SET TASK -> Repeat each entry in full, exactly.

[begin SUPPLIED MATERIAL]

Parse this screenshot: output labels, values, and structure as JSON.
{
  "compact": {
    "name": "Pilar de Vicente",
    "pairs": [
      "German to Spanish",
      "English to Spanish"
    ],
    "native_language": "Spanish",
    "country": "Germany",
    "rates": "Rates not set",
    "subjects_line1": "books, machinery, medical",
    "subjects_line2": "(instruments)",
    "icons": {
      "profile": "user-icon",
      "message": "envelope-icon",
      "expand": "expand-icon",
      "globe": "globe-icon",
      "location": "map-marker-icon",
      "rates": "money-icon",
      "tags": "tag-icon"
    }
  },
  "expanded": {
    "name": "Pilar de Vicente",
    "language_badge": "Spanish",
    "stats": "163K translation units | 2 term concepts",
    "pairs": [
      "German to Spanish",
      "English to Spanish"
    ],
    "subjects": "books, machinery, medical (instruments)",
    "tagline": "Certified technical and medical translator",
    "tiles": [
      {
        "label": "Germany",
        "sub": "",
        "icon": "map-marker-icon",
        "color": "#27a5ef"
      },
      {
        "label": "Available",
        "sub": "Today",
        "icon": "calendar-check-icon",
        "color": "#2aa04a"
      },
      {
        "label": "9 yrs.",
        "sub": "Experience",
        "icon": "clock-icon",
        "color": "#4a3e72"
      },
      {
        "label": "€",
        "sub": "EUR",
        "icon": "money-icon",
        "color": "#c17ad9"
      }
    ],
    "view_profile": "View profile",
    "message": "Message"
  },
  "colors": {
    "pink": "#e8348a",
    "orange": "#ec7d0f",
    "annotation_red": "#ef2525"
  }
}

[end SUPPLIED MATERIAL]

EXERCISE OUTPUT ->
Parse this screenshot: output labels, values, and structure as JSON.
{
  "compact": {
    "name": "Pilar de Vicente",
    "pairs": [
      "German to Spanish",
      "English to Spanish"
    ],
    "native_language": "Spanish",
    "country": "Germany",
    "rates": "Rates not set",
    "subjects_line1": "books, machinery, medical",
    "subjects_line2": "(instruments)",
    "icons": {
      "profile": "user-icon",
      "message": "envelope-icon",
      "expand": "expand-icon",
      "globe": "globe-icon",
      "location": "map-marker-icon",
      "rates": "money-icon",
      "tags": "tag-icon"
    }
  },
  "expanded": {
    "name": "Pilar de Vicente",
    "language_badge": "Spanish",
    "stats": "163K translation units | 2 term concepts",
    "pairs": [
      "German to Spanish",
      "English to Spanish"
    ],
    "subjects": "books, machinery, medical (instruments)",
    "tagline": "Certified technical and medical translator",
    "tiles": [
      {
        "label": "Germany",
        "sub": "",
        "icon": "map-marker-icon",
        "color": "#27a5ef"
      },
      {
        "label": "Available",
        "sub": "Today",
        "icon": "calendar-check-icon",
        "color": "#2aa04a"
      },
      {
        "label": "9 yrs.",
        "sub": "Experience",
        "icon": "clock-icon",
        "color": "#4a3e72"
      },
      {
        "label": "€",
        "sub": "EUR",
        "icon": "money-icon",
        "color": "#c17ad9"
      }
    ],
    "view_profile": "View profile",
    "message": "Message"
  },
  "colors": {
    "pink": "#e8348a",
    "orange": "#ec7d0f",
    "annotation_red": "#ef2525"
  }
}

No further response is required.